Provide only the number of lines in the records below that include "FFFFFF".

(Records from a data collection)
*****

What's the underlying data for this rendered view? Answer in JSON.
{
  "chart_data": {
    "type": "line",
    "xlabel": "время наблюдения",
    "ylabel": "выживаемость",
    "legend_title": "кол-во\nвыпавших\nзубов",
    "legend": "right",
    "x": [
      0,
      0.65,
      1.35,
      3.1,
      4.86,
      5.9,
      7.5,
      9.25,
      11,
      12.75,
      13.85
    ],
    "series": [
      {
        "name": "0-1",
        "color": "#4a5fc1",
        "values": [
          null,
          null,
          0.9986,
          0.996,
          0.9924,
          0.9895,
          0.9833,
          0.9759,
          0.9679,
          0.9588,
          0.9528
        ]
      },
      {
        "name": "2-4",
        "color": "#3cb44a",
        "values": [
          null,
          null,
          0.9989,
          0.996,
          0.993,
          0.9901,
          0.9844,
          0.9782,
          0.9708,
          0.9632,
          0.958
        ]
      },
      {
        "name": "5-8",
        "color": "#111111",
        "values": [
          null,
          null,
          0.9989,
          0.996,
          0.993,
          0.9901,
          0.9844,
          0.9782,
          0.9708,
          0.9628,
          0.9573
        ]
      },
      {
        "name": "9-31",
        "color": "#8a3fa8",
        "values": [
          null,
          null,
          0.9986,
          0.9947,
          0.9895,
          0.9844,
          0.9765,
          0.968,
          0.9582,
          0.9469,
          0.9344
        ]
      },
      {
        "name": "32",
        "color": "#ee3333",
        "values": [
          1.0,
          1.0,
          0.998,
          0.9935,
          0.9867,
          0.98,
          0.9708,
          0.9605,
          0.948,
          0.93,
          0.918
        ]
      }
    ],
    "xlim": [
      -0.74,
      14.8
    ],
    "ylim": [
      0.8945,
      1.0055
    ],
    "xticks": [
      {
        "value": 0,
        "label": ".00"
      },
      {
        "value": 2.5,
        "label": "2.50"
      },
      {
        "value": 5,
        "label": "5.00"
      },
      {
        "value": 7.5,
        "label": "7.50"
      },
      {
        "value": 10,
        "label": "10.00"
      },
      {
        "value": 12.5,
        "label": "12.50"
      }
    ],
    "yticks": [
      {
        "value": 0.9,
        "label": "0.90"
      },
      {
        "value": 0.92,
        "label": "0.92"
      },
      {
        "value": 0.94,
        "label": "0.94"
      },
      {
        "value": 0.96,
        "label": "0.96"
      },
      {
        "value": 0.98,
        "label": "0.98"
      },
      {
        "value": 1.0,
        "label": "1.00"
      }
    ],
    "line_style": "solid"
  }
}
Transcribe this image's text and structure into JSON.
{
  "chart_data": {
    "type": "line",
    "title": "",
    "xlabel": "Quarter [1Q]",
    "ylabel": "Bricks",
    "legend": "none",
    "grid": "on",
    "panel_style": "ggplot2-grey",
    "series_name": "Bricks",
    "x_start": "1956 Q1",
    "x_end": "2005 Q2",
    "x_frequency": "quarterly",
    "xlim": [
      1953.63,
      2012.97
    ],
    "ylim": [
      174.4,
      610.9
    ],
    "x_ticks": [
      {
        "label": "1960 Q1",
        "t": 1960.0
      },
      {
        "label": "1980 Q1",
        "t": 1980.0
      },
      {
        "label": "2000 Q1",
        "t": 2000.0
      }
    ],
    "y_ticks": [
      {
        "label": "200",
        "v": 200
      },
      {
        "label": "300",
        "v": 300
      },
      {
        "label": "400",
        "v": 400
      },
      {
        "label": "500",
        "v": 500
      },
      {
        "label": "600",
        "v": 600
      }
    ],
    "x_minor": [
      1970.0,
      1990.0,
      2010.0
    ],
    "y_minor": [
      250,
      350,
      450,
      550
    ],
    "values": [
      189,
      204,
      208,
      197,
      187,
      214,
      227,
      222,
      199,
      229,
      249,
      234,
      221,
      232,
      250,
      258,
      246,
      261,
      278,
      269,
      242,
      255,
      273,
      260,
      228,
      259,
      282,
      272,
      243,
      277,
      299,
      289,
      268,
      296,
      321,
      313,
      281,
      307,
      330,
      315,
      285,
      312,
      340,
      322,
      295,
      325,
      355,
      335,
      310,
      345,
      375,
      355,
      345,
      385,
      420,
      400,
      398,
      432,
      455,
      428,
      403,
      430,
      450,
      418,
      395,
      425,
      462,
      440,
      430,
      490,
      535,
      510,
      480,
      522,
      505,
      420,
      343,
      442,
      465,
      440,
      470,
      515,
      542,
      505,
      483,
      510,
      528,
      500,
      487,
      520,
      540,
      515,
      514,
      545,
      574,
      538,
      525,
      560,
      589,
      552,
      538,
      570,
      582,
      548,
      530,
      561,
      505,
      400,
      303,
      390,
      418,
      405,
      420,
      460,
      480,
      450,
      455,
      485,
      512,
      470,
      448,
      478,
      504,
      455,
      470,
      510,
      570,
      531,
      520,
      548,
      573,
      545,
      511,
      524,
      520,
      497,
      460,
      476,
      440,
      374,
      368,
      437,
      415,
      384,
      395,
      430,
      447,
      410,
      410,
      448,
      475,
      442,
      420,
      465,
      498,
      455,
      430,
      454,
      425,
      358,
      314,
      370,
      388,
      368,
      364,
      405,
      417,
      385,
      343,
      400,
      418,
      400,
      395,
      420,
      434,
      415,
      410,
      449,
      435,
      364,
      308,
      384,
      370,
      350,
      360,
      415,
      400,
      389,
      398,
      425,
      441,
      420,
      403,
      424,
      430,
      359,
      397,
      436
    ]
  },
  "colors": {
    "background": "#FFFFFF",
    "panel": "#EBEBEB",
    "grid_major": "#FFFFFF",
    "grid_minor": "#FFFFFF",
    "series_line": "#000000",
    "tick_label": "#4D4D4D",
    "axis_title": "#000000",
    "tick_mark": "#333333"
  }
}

*****

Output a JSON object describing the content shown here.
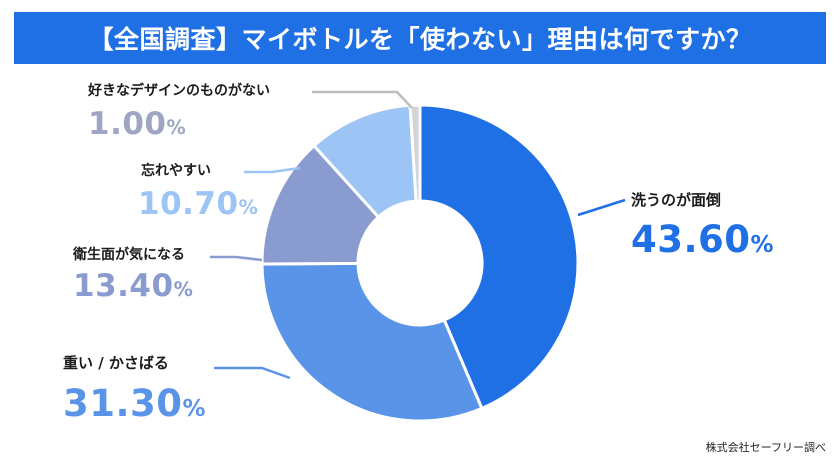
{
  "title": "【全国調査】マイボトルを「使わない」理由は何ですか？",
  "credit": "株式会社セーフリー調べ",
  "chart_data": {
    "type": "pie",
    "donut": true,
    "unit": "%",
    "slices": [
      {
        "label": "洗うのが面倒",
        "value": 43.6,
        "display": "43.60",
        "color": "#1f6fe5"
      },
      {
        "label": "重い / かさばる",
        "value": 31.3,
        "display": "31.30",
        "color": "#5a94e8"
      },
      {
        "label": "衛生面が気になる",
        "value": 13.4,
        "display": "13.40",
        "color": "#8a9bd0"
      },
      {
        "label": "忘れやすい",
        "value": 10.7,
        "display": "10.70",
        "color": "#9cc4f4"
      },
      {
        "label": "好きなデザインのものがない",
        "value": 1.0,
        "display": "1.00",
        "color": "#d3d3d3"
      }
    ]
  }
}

*****

_Final answer_
3